(Collected data)
####

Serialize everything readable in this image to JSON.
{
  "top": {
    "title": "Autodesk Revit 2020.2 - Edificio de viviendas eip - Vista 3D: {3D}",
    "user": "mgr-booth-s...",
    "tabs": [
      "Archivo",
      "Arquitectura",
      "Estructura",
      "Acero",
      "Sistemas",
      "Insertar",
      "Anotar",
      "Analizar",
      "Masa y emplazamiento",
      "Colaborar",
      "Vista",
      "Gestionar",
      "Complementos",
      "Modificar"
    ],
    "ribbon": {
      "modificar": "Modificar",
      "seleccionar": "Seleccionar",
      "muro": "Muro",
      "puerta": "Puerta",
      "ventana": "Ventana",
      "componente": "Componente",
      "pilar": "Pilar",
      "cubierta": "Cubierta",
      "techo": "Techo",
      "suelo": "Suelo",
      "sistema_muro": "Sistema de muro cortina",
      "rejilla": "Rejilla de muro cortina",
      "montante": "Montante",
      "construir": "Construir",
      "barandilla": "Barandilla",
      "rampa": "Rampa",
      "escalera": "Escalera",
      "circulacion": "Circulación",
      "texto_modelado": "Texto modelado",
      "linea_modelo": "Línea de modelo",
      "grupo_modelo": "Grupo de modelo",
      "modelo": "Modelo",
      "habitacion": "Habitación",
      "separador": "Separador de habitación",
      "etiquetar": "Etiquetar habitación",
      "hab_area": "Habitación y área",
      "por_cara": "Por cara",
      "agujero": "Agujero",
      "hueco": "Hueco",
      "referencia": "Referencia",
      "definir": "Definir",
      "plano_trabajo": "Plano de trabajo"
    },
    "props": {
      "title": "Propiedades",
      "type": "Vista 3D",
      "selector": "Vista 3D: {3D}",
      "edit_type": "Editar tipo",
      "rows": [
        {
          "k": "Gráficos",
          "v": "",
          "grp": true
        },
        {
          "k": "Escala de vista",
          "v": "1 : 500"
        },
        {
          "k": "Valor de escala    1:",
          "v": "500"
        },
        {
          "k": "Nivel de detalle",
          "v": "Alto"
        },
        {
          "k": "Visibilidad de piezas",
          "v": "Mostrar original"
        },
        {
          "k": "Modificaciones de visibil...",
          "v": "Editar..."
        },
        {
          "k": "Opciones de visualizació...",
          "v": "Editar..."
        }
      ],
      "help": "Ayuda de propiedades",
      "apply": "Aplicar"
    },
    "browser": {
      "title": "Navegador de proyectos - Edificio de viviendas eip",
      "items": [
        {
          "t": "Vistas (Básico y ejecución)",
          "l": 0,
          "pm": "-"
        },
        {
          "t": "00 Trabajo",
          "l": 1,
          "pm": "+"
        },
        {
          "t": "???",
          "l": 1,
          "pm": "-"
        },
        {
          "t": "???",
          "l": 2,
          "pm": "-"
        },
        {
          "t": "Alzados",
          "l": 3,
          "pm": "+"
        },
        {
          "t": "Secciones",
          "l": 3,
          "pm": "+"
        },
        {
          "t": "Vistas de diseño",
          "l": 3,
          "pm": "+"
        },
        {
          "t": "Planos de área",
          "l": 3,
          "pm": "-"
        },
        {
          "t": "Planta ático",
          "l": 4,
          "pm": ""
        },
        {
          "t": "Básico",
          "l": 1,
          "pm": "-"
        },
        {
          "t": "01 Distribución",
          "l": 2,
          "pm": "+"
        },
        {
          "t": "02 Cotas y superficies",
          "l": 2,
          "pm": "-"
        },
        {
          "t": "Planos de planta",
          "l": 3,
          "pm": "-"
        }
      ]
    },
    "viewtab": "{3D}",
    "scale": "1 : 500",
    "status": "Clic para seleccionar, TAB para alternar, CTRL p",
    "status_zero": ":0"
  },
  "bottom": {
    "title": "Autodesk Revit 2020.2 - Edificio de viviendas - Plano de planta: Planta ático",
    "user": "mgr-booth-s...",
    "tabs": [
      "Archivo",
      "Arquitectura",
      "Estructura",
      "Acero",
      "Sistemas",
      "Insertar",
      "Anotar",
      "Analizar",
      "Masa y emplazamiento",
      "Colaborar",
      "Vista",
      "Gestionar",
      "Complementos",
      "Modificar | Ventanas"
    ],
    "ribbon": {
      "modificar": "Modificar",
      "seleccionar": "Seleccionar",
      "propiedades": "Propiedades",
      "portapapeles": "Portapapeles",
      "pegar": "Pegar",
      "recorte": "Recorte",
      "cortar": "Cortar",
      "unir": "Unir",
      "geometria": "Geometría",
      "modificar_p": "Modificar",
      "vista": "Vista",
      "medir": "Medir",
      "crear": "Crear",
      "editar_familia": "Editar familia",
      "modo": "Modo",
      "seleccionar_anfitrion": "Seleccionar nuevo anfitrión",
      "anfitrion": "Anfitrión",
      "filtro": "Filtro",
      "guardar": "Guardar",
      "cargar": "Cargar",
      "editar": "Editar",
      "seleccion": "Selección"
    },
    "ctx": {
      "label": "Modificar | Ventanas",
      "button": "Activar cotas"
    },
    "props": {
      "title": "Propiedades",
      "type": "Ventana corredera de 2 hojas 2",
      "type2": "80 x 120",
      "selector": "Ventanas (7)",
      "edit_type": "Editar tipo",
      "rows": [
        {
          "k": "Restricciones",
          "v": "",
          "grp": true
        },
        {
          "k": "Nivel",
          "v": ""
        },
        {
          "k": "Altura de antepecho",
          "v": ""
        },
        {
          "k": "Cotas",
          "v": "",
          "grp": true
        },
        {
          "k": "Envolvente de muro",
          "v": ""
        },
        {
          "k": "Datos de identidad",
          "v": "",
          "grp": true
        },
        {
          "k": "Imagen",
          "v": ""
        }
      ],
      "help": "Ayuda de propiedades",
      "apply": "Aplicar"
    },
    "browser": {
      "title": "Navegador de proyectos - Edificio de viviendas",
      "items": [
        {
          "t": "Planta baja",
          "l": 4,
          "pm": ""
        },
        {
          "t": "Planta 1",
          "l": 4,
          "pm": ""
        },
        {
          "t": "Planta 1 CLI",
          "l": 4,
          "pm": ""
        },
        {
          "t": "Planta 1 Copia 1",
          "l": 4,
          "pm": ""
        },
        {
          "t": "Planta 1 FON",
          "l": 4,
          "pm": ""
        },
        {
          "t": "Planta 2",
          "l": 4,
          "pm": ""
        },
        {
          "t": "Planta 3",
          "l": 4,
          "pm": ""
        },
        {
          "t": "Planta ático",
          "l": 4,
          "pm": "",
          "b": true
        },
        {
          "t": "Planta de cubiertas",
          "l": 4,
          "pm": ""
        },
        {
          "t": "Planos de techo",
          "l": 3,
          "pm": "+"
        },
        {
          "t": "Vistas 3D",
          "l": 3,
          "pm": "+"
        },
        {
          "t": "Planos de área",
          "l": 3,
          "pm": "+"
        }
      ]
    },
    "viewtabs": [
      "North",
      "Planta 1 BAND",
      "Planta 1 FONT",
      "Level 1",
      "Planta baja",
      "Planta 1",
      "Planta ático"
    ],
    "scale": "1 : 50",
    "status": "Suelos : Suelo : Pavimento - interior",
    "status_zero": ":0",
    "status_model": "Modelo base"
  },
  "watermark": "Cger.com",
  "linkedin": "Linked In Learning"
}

####

### [SET PROBLEM]
All the entries above need to be reproduced exactly.

### [SOLUTION TO THE PROBLEM]
Serialize everything readable in this image to JSON.
{
  "top": {
    "title": "Autodesk Revit 2020.2 - Edificio de viviendas eip - Vista 3D: {3D}",
    "user": "mgr-booth-s...",
    "tabs": [
      "Archivo",
      "Arquitectura",
      "Estructura",
      "Acero",
      "Sistemas",
      "Insertar",
      "Anotar",
      "Analizar",
      "Masa y emplazamiento",
      "Colaborar",
      "Vista",
      "Gestionar",
      "Complementos",
      "Modificar"
    ],
    "ribbon": {
      "modificar": "Modificar",
      "seleccionar": "Seleccionar",
      "muro": "Muro",
      "puerta": "Puerta",
      "ventana": "Ventana",
      "componente": "Componente",
      "pilar": "Pilar",
      "cubierta": "Cubierta",
      "techo": "Techo",
      "suelo": "Suelo",
      "sistema_muro": "Sistema de muro cortina",
      "rejilla": "Rejilla de muro cortina",
      "montante": "Montante",
      "construir": "Construir",
      "barandilla": "Barandilla",
      "rampa": "Rampa",
      "escalera": "Escalera",
      "circulacion": "Circulación",
      "texto_modelado": "Texto modelado",
      "linea_modelo": "Línea de modelo",
      "grupo_modelo": "Grupo de modelo",
      "modelo": "Modelo",
      "habitacion": "Habitación",
      "separador": "Separador de habitación",
      "etiquetar": "Etiquetar habitación",
      "hab_area": "Habitación y área",
      "por_cara": "Por cara",
      "agujero": "Agujero",
      "hueco": "Hueco",
      "referencia": "Referencia",
      "definir": "Definir",
      "plano_trabajo": "Plano de trabajo"
    },
    "props": {
      "title": "Propiedades",
      "type": "Vista 3D",
      "selector": "Vista 3D: {3D}",
      "edit_type": "Editar tipo",
      "rows": [
        {
          "k": "Gráficos",
          "v": "",
          "grp": true
        },
        {
          "k": "Escala de vista",
          "v": "1 : 500"
        },
        {
          "k": "Valor de escala    1:",
          "v": "500"
        },
        {
          "k": "Nivel de detalle",
          "v": "Alto"
        },
        {
          "k": "Visibilidad de piezas",
          "v": "Mostrar original"
        },
        {
          "k": "Modificaciones de visibil...",
          "v": "Editar..."
        },
        {
          "k": "Opciones de visualizació...",
          "v": "Editar..."
        }
      ],
      "help": "Ayuda de propiedades",
      "apply": "Aplicar"
    },
    "browser": {
      "title": "Navegador de proyectos - Edificio de viviendas eip",
      "items": [
        {
          "t": "Vistas (Básico y ejecución)",
          "l": 0,
          "pm": "-"
        },
        {
          "t": "00 Trabajo",
          "l": 1,
          "pm": "+"
        },
        {
          "t": "???",
          "l": 1,
          "pm": "-"
        },
        {
          "t": "???",
          "l": 2,
          "pm": "-"
        },
        {
          "t": "Alzados",
          "l": 3,
          "pm": "+"
        },
        {
          "t": "Secciones",
          "l": 3,
          "pm": "+"
        },
        {
          "t": "Vistas de diseño",
          "l": 3,
          "pm": "+"
        },
        {
          "t": "Planos de área",
          "l": 3,
          "pm": "-"
        },
        {
          "t": "Planta ático",
          "l": 4,
          "pm": ""
        },
        {
          "t": "Básico",
          "l": 1,
          "pm": "-"
        },
        {
          "t": "01 Distribución",
          "l": 2,
          "pm": "+"
        },
        {
          "t": "02 Cotas y superficies",
          "l": 2,
          "pm": "-"
        },
        {
          "t": "Planos de planta",
          "l": 3,
          "pm": "-"
        }
      ]
    },
    "viewtab": "{3D}",
    "scale": "1 : 500",
    "status": "Clic para seleccionar, TAB para alternar, CTRL p",
    "status_zero": ":0"
  },
  "bottom": {
    "title": "Autodesk Revit 2020.2 - Edificio de viviendas - Plano de planta: Planta ático",
    "user": "mgr-booth-s...",
    "tabs": [
      "Archivo",
      "Arquitectura",
      "Estructura",
      "Acero",
      "Sistemas",
      "Insertar",
      "Anotar",
      "Analizar",
      "Masa y emplazamiento",
      "Colaborar",
      "Vista",
      "Gestionar",
      "Complementos",
      "Modificar | Ventanas"
    ],
    "ribbon": {
      "modificar": "Modificar",
      "seleccionar": "Seleccionar",
      "propiedades": "Propiedades",
      "portapapeles": "Portapapeles",
      "pegar": "Pegar",
      "recorte": "Recorte",
      "cortar": "Cortar",
      "unir": "Unir",
      "geometria": "Geometría",
      "modificar_p": "Modificar",
      "vista": "Vista",
      "medir": "Medir",
      "crear": "Crear",
      "editar_familia": "Editar familia",
      "modo": "Modo",
      "seleccionar_anfitrion": "Seleccionar nuevo anfitrión",
      "anfitrion": "Anfitrión",
      "filtro": "Filtro",
      "guardar": "Guardar",
      "cargar": "Cargar",
      "editar": "Editar",
      "seleccion": "Selección"
    },
    "ctx": {
      "label": "Modificar | Ventanas",
      "button": "Activar cotas"
    },
    "props": {
      "title": "Propiedades",
      "type": "Ventana corredera de 2 hojas 2",
      "type2": "80 x 120",
      "selector": "Ventanas (7)",
      "edit_type": "Editar tipo",
      "rows": [
        {
          "k": "Restricciones",
          "v": "",
          "grp": true
        },
        {
          "k": "Nivel",
          "v": ""
        },
        {
          "k": "Altura de antepecho",
          "v": ""
        },
        {
          "k": "Cotas",
          "v": "",
          "grp": true
        },
        {
          "k": "Envolvente de muro",
          "v": ""
        },
        {
          "k": "Datos de identidad",
          "v": "",
          "grp": true
        },
        {
          "k": "Imagen",
          "v": ""
        }
      ],
      "help": "Ayuda de propiedades",
      "apply": "Aplicar"
    },
    "browser": {
      "title": "Navegador de proyectos - Edificio de viviendas",
      "items": [
        {
          "t": "Planta baja",
          "l": 4,
          "pm": ""
        },
        {
          "t": "Planta 1",
          "l": 4,
          "pm": ""
        },
        {
          "t": "Planta 1 CLI",
          "l": 4,
          "pm": ""
        },
        {
          "t": "Planta 1 Copia 1",
          "l": 4,
          "pm": ""
        },
        {
          "t": "Planta 1 FON",
          "l": 4,
          "pm": ""
        },
        {
          "t": "Planta 2",
          "l": 4,
          "pm": ""
        },
        {
          "t": "Planta 3",
          "l": 4,
          "pm": ""
        },
        {
          "t": "Planta ático",
          "l": 4,
          "pm": "",
          "b": true
        },
        {
          "t": "Planta de cubiertas",
          "l": 4,
          "pm": ""
        },
        {
          "t": "Planos de techo",
          "l": 3,
          "pm": "+"
        },
        {
          "t": "Vistas 3D",
          "l": 3,
          "pm": "+"
        },
        {
          "t": "Planos de área",
          "l": 3,
          "pm": "+"
        }
      ]
    },
    "viewtabs": [
      "North",
      "Planta 1 BAND",
      "Planta 1 FONT",
      "Level 1",
      "Planta baja",
      "Planta 1",
      "Planta ático"
    ],
    "scale": "1 : 50",
    "status": "Suelos : Suelo : Pavimento - interior",
    "status_zero": ":0",
    "status_model": "Modelo base"
  },
  "watermark": "Cger.com",
  "linkedin": "Linked In Learning"
}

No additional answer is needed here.